**Your instructions**
Drop every picture, then transcribe the remaining data exactly.

**Material**
Begin

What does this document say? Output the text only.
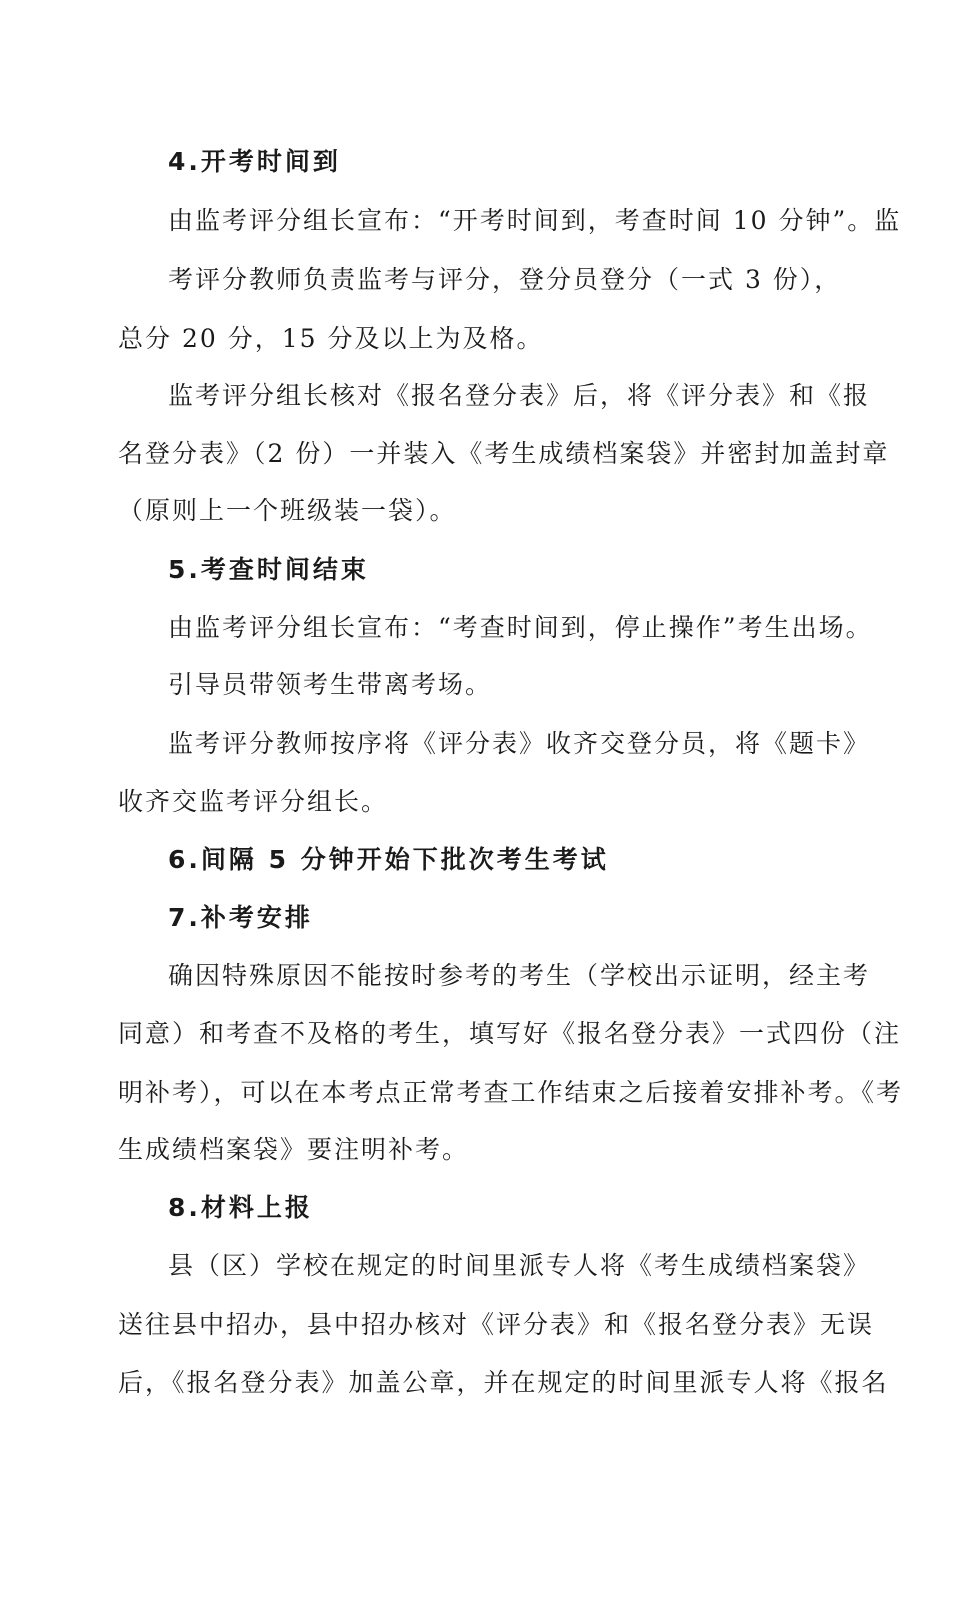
4.开考时间到
由监考评分组长宣布：“开考时间到，考查时间 10 分钟”。监
考评分教师负责监考与评分，登分员登分（一式 3 份），
总分 20 分，15 分及以上为及格。
监考评分组长核对《报名登分表》后，将《评分表》和《报
名登分表》（2 份）一并装入《考生成绩档案袋》并密封加盖封章
（原则上一个班级装一袋）。
5.考查时间结束
由监考评分组长宣布：“考查时间到，停止操作”考生出场。
引导员带领考生带离考场。
监考评分教师按序将《评分表》收齐交登分员，将《题卡》
收齐交监考评分组长。
6.间隔 5 分钟开始下批次考生考试
7.补考安排
确因特殊原因不能按时参考的考生（学校出示证明，经主考
同意）和考查不及格的考生，填写好《报名登分表》一式四份（注
明补考），可以在本考点正常考查工作结束之后接着安排补考。《考
生成绩档案袋》要注明补考。
8.材料上报
县（区）学校在规定的时间里派专人将《考生成绩档案袋》
送往县中招办，县中招办核对《评分表》和《报名登分表》无误
后，《报名登分表》加盖公章，并在规定的时间里派专人将《报名
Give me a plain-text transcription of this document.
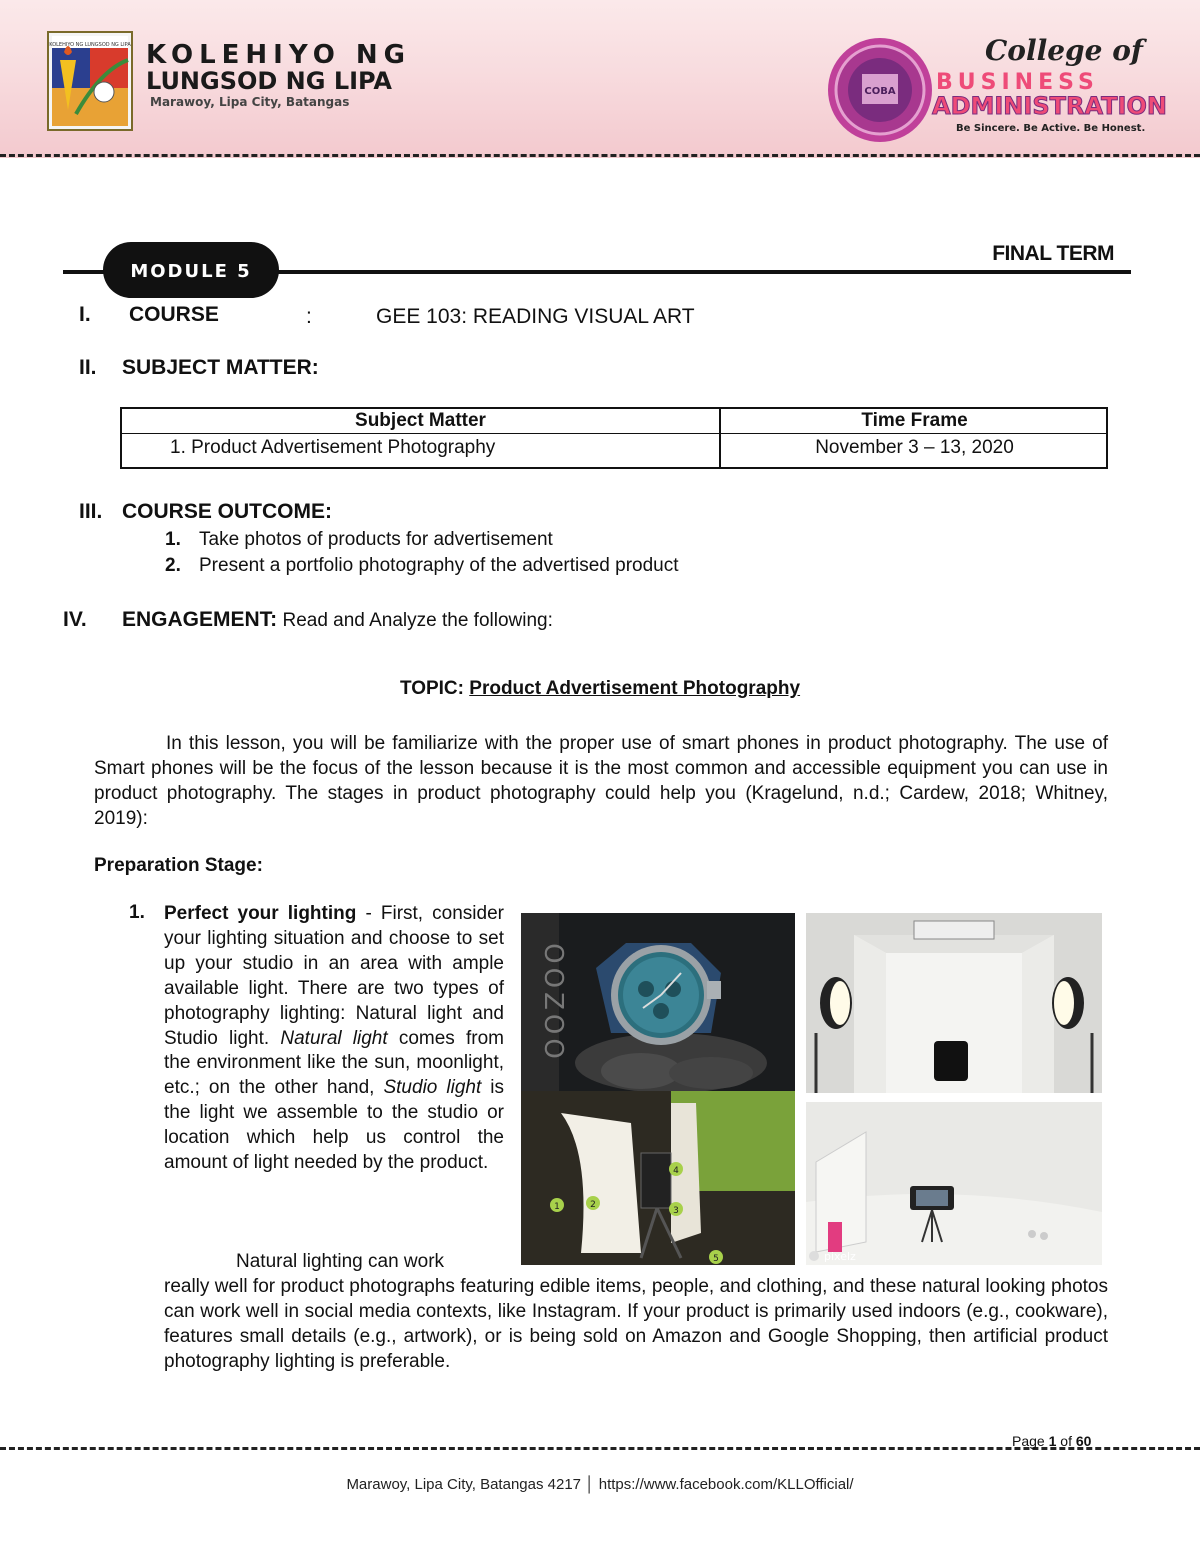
KOLEHIYO NG LUNGSOD NG LIPA KOLEHIYO NG
LUNGSOD NG LIPA
Marawoy, Lipa City, Batangas
COBA
College of
BUSINESS
ADMINISTRATION
Be Sincere. Be Active. Be Honest.
MODULE 5
FINAL TERM
I. COURSE	:	GEE 103: READING VISUAL ART
II. SUBJECT MATTER:
Subject Matter	Time Frame
1. Product Advertisement Photography	November 3 – 13, 2020
III. COURSE OUTCOME:
1. Take photos of products for advertisement
2. Present a portfolio photography of the advertised product
IV. ENGAGEMENT: Read and Analyze the following:
TOPIC: Product Advertisement Photography
In this lesson, you will be familiarize with the proper use of smart phones in product photography. The use of Smart phones will be the focus of the lesson because it is the most common and accessible equipment you can use in product photography. The stages in product photography could help you (Kragelund, n.d.; Cardew, 2018; Whitney, 2019):
Preparation Stage:
1. Perfect your lighting - First, consider your lighting situation and choose to set up your studio in an area with ample available light. There are two types of photography lighting: Natural light and Studio light. Natural light comes from the environment like the sun, moonlight, etc.; on the other hand, Studio light is the light we assemble to the studio or location which help us control the amount of light needed by the product.
Natural lighting can work
OOZOO
1	2
3
4
5	pixelz
really well for product photographs featuring edible items, people, and clothing, and these natural looking photos can work well in social media contexts, like Instagram. If your product is primarily used indoors (e.g., cookware), features small details (e.g., artwork), or is being sold on Amazon and Google Shopping, then artificial product photography lighting is preferable.
Page 1 of 60
Marawoy, Lipa City, Batangas 4217 │ https://www.facebook.com/KLLOfficial/
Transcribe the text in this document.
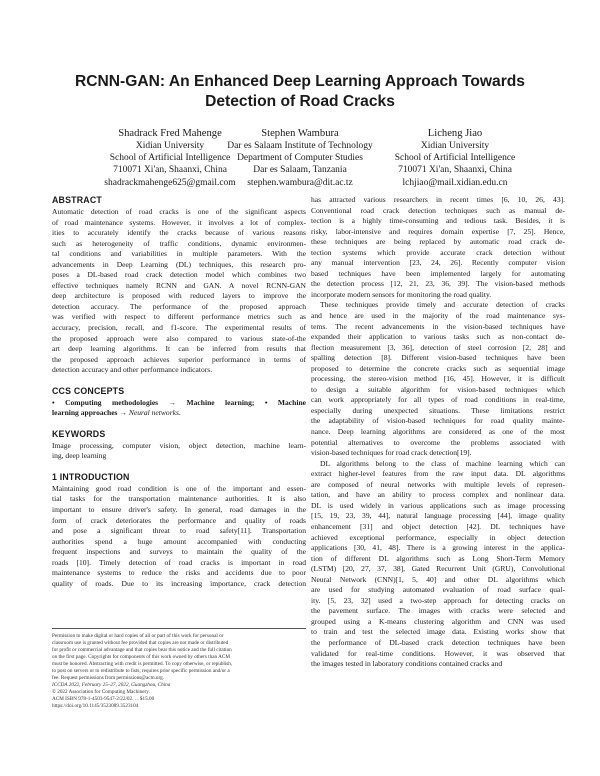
RCNN-GAN: An Enhanced Deep Learning Approach Towards
Detection of Road Cracks
Shadrack Fred Mahenge
Xidian University
School of Artificial Intelligence
710071 Xi'an, Shaanxi, China
shadrackmahenge625@gmail.com
Stephen Wambura
Dar es Salaam Institute of Technology
Department of Computer Studies
Dar es Salaam, Tanzania
stephen.wambura@dit.ac.tz
Licheng Jiao
Xidian University
School of Artificial Intelligence
710071 Xi'an, Shaanxi, China
lchjiao@mail.xidian.edu.cn
ABSTRACT
Automatic detection of road cracks is one of the significant aspects
of road maintenance systems. However, it involves a lot of complex-
ities to accurately identify the cracks because of various reasons
such as heterogeneity of traffic conditions, dynamic environmen-
tal conditions and variabilities in multiple parameters. With the
advancements in Deep Learning (DL) techniques, this research pro-
poses a DL-based road crack detection model which combines two
effective techniques namely RCNN and GAN. A novel RCNN-GAN
deep architecture is proposed with reduced layers to improve the
detection accuracy. The performance of the proposed approach
was verified with respect to different performance metrics such as
accuracy, precision, recall, and f1-score. The experimental results of
the proposed approach were also compared to various state-of-the
art deep learning algorithms. It can be inferred from results that
the proposed approach achieves superior performance in terms of
detection accuracy and other performance indicators.
CCS CONCEPTS
• Computing methodologies → Machine learning; • Machine
learning approaches → Neural networks.
KEYWORDS
Image processing, computer vision, object detection, machine learn-
ing, deep learning
1 INTRODUCTION
Maintaining good road condition is one of the important and essen-
tial tasks for the transportation maintenance authorities. It is also
important to ensure driver's safety. In general, road damages in the
form of crack deteriorates the performance and quality of roads
and pose a significant threat to road safety[11]. Transportation
authorities spend a huge amount accompanied with conducting
frequent inspections and surveys to maintain the quality of the
roads [10]. Timely detection of road cracks is important in road
maintenance systems to reduce the risks and accidents due to poor
quality of roads. Due to its increasing importance, crack detection
Permission to make digital or hard copies of all or part of this work for personal or
classroom use is granted without fee provided that copies are not made or distributed
for profit or commercial advantage and that copies bear this notice and the full citation
on the first page. Copyrights for components of this work owned by others than ACM
must be honored. Abstracting with credit is permitted. To copy otherwise, or republish,
to post on servers or to redistribute to lists, requires prior specific permission and/or a
fee. Request permissions from permissions@acm.org.
ICCDA 2022, February 25–27, 2022, Guangzhou, China
© 2022 Association for Computing Machinery.
ACM ISBN 978-1-4503-9547-2/22/02. . . $15.00
https://doi.org/10.1145/3523089.3523104
has attracted various researchers in recent times [6, 10, 26, 43].
Conventional road crack detection techniques such as manual de-
tection is a highly time-consuming and tedious task. Besides, it is
risky, labor-intensive and requires domain expertise [7, 25]. Hence,
these techniques are being replaced by automatic road crack de-
tection systems which provide accurate crack detection without
any manual intervention [23, 24, 26]. Recently computer vision
based techniques have been implemented largely for automating
the detection process [12, 21, 23, 36, 39]. The vision-based methods
incorporate modern sensors for monitoring the road quality.
These techniques provide timely and accurate detection of cracks
and hence are used in the majority of the road maintenance sys-
tems. The recent advancements in the vision-based techniques have
expanded their application to various tasks such as non-contact de-
flection measurement [3, 36], detection of steel corrosion [2, 28] and
spalling detection [8]. Different vision-based techniques have been
proposed to determine the concrete cracks such as sequential image
processing, the stereo-vision method [16, 45]. However, it is difficult
to design a suitable algorithm for vision-based techniques which
can work appropriately for all types of road conditions in real-time,
especially during unexpected situations. These limitations restrict
the adaptability of vision-based techniques for road quality mainte-
nance. Deep learning algorithms are considered as one of the most
potential alternatives to overcome the problems associated with
vision-based techniques for road crack detection[19].
DL algorithms belong to the class of machine learning which can
extract higher-level features from the raw input data. DL algorithms
are composed of neural networks with multiple levels of represen-
tation, and have an ability to process complex and nonlinear data.
DL is used widely in various applications such as image processing
[15, 19, 23, 39, 44], natural language processing [44], image quality
enhancement [31] and object detection [42]. DL techniques have
achieved exceptional performance, especially in object detection
applications [30, 41, 48]. There is a growing interest in the applica-
tion of different DL algorithms such as Long Short-Term Memory
(LSTM) [20, 27, 37, 38], Gated Recurrent Unit (GRU), Convolutional
Neural Network (CNN)[1, 5, 40] and other DL algorithms which
are used for studying automated evaluation of road surface qual-
ity. [5, 23, 32] used a two-step approach for detecting cracks on
the pavement surface. The images with cracks were selected and
grouped using a K-means clustering algorithm and CNN was used
to train and test the selected image data. Existing works show that
the performance of DL-based crack detection techniques have been
validated for real-time conditions. However, it was observed that
the images tested in laboratory conditions contained cracks and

End

**Response**
What does this document say? Output the text only.
4.开考时间到
由监考评分组长宣布：“开考时间到，考查时间 10 分钟”。监
考评分教师负责监考与评分，登分员登分（一式 3 份），
总分 20 分，15 分及以上为及格。
监考评分组长核对《报名登分表》后，将《评分表》和《报
名登分表》（2 份）一并装入《考生成绩档案袋》并密封加盖封章
（原则上一个班级装一袋）。
5.考查时间结束
由监考评分组长宣布：“考查时间到，停止操作”考生出场。
引导员带领考生带离考场。
监考评分教师按序将《评分表》收齐交登分员，将《题卡》
收齐交监考评分组长。
6.间隔 5 分钟开始下批次考生考试
7.补考安排
确因特殊原因不能按时参考的考生（学校出示证明，经主考
同意）和考查不及格的考生，填写好《报名登分表》一式四份（注
明补考），可以在本考点正常考查工作结束之后接着安排补考。《考
生成绩档案袋》要注明补考。
8.材料上报
县（区）学校在规定的时间里派专人将《考生成绩档案袋》
送往县中招办，县中招办核对《评分表》和《报名登分表》无误
后，《报名登分表》加盖公章，并在规定的时间里派专人将《报名
Give me a plain-text transcription of this document.
KOLEHIYO NG LUNGSOD NG LIPA KOLEHIYO NG
LUNGSOD NG LIPA
Marawoy, Lipa City, Batangas
COBA
College of
BUSINESS
ADMINISTRATION
Be Sincere. Be Active. Be Honest.
MODULE 5
FINAL TERM
I. COURSE	:	GEE 103: READING VISUAL ART
II. SUBJECT MATTER:
Subject Matter	Time Frame
1. Product Advertisement Photography	November 3 – 13, 2020
III. COURSE OUTCOME:
1. Take photos of products for advertisement
2. Present a portfolio photography of the advertised product
IV. ENGAGEMENT: Read and Analyze the following:
TOPIC: Product Advertisement Photography
In this lesson, you will be familiarize with the proper use of smart phones in product photography. The use of Smart phones will be the focus of the lesson because it is the most common and accessible equipment you can use in product photography. The stages in product photography could help you (Kragelund, n.d.; Cardew, 2018; Whitney, 2019):
Preparation Stage:
1. Perfect your lighting - First, consider your lighting situation and choose to set up your studio in an area with ample available light. There are two types of photography lighting: Natural light and Studio light. Natural light comes from the environment like the sun, moonlight, etc.; on the other hand, Studio light is the light we assemble to the studio or location which help us control the amount of light needed by the product.
Natural lighting can work
OOZOO
1	2
3
4
5	pixelz
really well for product photographs featuring edible items, people, and clothing, and these natural looking photos can work well in social media contexts, like Instagram. If your product is primarily used indoors (e.g., cookware), features small details (e.g., artwork), or is being sold on Amazon and Google Shopping, then artificial product photography lighting is preferable.
Page 1 of 60
Marawoy, Lipa City, Batangas 4217 │ https://www.facebook.com/KLLOfficial/
Transcribe the text in this document.
RCNN-GAN: An Enhanced Deep Learning Approach Towards
Detection of Road Cracks
Shadrack Fred Mahenge
Xidian University
School of Artificial Intelligence
710071 Xi'an, Shaanxi, China
shadrackmahenge625@gmail.com
Stephen Wambura
Dar es Salaam Institute of Technology
Department of Computer Studies
Dar es Salaam, Tanzania
stephen.wambura@dit.ac.tz
Licheng Jiao
Xidian University
School of Artificial Intelligence
710071 Xi'an, Shaanxi, China
lchjiao@mail.xidian.edu.cn
ABSTRACT
Automatic detection of road cracks is one of the significant aspects
of road maintenance systems. However, it involves a lot of complex-
ities to accurately identify the cracks because of various reasons
such as heterogeneity of traffic conditions, dynamic environmen-
tal conditions and variabilities in multiple parameters. With the
advancements in Deep Learning (DL) techniques, this research pro-
poses a DL-based road crack detection model which combines two
effective techniques namely RCNN and GAN. A novel RCNN-GAN
deep architecture is proposed with reduced layers to improve the
detection accuracy. The performance of the proposed approach
was verified with respect to different performance metrics such as
accuracy, precision, recall, and f1-score. The experimental results of
the proposed approach were also compared to various state-of-the
art deep learning algorithms. It can be inferred from results that
the proposed approach achieves superior performance in terms of
detection accuracy and other performance indicators.
CCS CONCEPTS
• Computing methodologies → Machine learning; • Machine
learning approaches → Neural networks.
KEYWORDS
Image processing, computer vision, object detection, machine learn-
ing, deep learning
1 INTRODUCTION
Maintaining good road condition is one of the important and essen-
tial tasks for the transportation maintenance authorities. It is also
important to ensure driver's safety. In general, road damages in the
form of crack deteriorates the performance and quality of roads
and pose a significant threat to road safety[11]. Transportation
authorities spend a huge amount accompanied with conducting
frequent inspections and surveys to maintain the quality of the
roads [10]. Timely detection of road cracks is important in road
maintenance systems to reduce the risks and accidents due to poor
quality of roads. Due to its increasing importance, crack detection
Permission to make digital or hard copies of all or part of this work for personal or
classroom use is granted without fee provided that copies are not made or distributed
for profit or commercial advantage and that copies bear this notice and the full citation
on the first page. Copyrights for components of this work owned by others than ACM
must be honored. Abstracting with credit is permitted. To copy otherwise, or republish,
to post on servers or to redistribute to lists, requires prior specific permission and/or a
fee. Request permissions from permissions@acm.org.
ICCDA 2022, February 25–27, 2022, Guangzhou, China
© 2022 Association for Computing Machinery.
ACM ISBN 978-1-4503-9547-2/22/02. . . $15.00
https://doi.org/10.1145/3523089.3523104
has attracted various researchers in recent times [6, 10, 26, 43].
Conventional road crack detection techniques such as manual de-
tection is a highly time-consuming and tedious task. Besides, it is
risky, labor-intensive and requires domain expertise [7, 25]. Hence,
these techniques are being replaced by automatic road crack de-
tection systems which provide accurate crack detection without
any manual intervention [23, 24, 26]. Recently computer vision
based techniques have been implemented largely for automating
the detection process [12, 21, 23, 36, 39]. The vision-based methods
incorporate modern sensors for monitoring the road quality.
These techniques provide timely and accurate detection of cracks
and hence are used in the majority of the road maintenance sys-
tems. The recent advancements in the vision-based techniques have
expanded their application to various tasks such as non-contact de-
flection measurement [3, 36], detection of steel corrosion [2, 28] and
spalling detection [8]. Different vision-based techniques have been
proposed to determine the concrete cracks such as sequential image
processing, the stereo-vision method [16, 45]. However, it is difficult
to design a suitable algorithm for vision-based techniques which
can work appropriately for all types of road conditions in real-time,
especially during unexpected situations. These limitations restrict
the adaptability of vision-based techniques for road quality mainte-
nance. Deep learning algorithms are considered as one of the most
potential alternatives to overcome the problems associated with
vision-based techniques for road crack detection[19].
DL algorithms belong to the class of machine learning which can
extract higher-level features from the raw input data. DL algorithms
are composed of neural networks with multiple levels of represen-
tation, and have an ability to process complex and nonlinear data.
DL is used widely in various applications such as image processing
[15, 19, 23, 39, 44], natural language processing [44], image quality
enhancement [31] and object detection [42]. DL techniques have
achieved exceptional performance, especially in object detection
applications [30, 41, 48]. There is a growing interest in the applica-
tion of different DL algorithms such as Long Short-Term Memory
(LSTM) [20, 27, 37, 38], Gated Recurrent Unit (GRU), Convolutional
Neural Network (CNN)[1, 5, 40] and other DL algorithms which
are used for studying automated evaluation of road surface qual-
ity. [5, 23, 32] used a two-step approach for detecting cracks on
the pavement surface. The images with cracks were selected and
grouped using a K-means clustering algorithm and CNN was used
to train and test the selected image data. Existing works show that
the performance of DL-based crack detection techniques have been
validated for real-time conditions. However, it was observed that
the images tested in laboratory conditions contained cracks and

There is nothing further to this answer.